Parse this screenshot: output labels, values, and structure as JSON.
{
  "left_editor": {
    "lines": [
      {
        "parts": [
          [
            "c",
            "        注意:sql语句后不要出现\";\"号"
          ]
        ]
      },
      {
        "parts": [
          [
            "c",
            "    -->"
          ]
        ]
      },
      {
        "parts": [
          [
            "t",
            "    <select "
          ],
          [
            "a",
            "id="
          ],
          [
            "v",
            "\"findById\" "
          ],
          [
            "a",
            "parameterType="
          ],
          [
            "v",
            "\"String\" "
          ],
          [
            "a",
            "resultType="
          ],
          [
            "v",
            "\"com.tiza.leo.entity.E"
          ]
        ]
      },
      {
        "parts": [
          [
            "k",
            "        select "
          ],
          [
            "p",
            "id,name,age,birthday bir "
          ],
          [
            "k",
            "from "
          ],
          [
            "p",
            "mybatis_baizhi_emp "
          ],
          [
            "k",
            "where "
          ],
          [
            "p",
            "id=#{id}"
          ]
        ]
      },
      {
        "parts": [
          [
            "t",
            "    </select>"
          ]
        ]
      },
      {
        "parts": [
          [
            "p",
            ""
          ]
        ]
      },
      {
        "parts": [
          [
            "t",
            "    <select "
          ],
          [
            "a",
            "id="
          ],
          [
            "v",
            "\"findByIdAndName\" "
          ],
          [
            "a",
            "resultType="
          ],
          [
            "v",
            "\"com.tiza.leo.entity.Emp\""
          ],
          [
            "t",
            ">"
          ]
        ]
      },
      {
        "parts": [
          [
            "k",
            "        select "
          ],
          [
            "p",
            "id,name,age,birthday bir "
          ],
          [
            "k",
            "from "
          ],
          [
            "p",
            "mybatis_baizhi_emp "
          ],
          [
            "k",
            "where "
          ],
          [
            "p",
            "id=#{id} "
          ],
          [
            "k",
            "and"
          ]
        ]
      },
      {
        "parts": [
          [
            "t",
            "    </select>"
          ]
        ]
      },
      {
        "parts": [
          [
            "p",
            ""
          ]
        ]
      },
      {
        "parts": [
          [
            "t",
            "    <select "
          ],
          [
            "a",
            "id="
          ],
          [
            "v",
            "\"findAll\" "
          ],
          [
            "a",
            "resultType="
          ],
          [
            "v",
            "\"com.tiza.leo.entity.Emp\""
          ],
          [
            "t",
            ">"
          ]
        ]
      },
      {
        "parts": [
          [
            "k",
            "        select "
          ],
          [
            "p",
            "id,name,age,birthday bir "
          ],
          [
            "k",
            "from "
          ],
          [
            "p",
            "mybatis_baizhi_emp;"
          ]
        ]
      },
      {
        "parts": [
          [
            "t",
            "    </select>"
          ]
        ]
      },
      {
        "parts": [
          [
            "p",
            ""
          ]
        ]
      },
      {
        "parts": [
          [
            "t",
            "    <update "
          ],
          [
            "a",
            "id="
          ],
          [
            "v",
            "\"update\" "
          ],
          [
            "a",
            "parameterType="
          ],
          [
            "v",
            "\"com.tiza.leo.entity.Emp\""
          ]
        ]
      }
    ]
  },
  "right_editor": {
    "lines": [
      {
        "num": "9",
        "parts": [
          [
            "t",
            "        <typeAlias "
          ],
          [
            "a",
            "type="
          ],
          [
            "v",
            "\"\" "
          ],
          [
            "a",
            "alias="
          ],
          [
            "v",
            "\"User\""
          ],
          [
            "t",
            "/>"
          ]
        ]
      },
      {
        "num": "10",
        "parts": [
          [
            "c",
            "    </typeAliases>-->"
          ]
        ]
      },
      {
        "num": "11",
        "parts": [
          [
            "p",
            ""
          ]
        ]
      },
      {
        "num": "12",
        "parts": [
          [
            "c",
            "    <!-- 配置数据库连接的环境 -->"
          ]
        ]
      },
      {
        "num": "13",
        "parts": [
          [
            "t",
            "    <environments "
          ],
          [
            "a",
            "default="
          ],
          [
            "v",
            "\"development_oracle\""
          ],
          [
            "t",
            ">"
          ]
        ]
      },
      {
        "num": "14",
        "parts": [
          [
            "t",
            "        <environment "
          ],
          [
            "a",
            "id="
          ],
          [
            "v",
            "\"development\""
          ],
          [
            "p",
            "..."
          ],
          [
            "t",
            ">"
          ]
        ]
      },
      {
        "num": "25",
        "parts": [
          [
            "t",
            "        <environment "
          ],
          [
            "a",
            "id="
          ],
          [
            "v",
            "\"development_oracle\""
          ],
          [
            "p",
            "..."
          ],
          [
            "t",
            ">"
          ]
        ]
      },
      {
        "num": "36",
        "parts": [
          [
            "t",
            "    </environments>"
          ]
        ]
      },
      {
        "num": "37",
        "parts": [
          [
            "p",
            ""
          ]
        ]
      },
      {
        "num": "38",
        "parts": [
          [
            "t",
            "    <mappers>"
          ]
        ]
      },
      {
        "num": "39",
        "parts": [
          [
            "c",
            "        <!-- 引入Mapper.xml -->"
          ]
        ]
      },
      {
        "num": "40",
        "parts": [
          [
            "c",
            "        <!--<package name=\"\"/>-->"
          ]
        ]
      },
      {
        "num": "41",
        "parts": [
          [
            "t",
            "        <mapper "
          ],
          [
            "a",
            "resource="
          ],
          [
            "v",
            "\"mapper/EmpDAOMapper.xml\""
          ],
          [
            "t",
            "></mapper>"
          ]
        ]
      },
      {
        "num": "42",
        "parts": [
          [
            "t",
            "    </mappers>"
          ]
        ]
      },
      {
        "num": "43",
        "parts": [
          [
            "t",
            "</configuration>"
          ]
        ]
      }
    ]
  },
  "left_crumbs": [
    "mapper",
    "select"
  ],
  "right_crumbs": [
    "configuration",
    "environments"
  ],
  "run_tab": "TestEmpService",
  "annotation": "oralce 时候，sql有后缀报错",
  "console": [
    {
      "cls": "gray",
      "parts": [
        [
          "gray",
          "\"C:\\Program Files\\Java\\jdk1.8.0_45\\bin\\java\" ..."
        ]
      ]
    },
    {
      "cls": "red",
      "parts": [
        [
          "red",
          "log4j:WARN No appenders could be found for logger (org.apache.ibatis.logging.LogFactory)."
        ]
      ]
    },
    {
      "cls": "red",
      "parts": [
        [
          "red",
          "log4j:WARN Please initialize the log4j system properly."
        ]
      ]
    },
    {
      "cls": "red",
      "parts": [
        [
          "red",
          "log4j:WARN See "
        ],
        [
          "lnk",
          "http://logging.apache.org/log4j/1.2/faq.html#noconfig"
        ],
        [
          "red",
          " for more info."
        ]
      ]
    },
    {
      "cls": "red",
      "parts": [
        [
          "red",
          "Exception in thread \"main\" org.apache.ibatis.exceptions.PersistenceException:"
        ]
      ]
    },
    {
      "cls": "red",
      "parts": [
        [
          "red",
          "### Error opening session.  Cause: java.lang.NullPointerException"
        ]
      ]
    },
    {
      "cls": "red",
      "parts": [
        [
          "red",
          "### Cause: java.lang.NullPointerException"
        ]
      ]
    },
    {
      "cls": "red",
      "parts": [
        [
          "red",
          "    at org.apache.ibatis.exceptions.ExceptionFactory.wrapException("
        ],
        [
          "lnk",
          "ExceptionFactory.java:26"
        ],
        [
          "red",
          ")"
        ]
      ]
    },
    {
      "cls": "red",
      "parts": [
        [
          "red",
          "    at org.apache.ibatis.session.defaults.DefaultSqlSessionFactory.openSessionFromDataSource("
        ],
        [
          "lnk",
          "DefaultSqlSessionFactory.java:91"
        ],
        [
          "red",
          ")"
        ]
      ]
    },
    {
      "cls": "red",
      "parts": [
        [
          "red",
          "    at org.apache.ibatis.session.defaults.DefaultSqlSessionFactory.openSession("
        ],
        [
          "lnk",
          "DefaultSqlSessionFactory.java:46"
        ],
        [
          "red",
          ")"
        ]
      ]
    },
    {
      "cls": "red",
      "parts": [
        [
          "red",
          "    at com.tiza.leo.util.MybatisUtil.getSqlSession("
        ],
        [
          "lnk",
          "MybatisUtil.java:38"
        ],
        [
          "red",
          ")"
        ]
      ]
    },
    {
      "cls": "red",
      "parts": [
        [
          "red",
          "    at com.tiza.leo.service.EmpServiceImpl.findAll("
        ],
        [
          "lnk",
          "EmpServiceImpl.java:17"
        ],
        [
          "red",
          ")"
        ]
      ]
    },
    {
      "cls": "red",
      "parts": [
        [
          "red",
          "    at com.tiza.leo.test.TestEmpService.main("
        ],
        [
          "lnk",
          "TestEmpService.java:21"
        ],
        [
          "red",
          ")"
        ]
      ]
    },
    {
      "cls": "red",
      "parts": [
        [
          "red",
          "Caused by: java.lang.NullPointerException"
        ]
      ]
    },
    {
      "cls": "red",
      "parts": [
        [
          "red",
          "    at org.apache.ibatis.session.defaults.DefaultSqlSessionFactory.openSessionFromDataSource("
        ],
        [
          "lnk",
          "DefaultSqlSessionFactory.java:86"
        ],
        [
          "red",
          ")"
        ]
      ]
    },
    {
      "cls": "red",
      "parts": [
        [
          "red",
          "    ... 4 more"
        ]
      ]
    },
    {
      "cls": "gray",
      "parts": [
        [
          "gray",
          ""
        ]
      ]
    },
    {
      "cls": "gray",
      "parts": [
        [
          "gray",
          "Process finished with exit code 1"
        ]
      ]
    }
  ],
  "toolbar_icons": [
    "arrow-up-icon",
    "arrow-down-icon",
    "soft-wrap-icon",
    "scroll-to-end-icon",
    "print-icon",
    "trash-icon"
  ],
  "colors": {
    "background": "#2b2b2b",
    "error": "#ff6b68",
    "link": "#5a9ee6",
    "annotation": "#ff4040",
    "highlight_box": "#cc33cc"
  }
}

Given task:
Identify which lines contain the word "MybatisUtil" and copy each one.

Solution to this problem:
          "    at com.tiza.leo.util.MybatisUtil.getSqlSession("
          "MybatisUtil.java:38"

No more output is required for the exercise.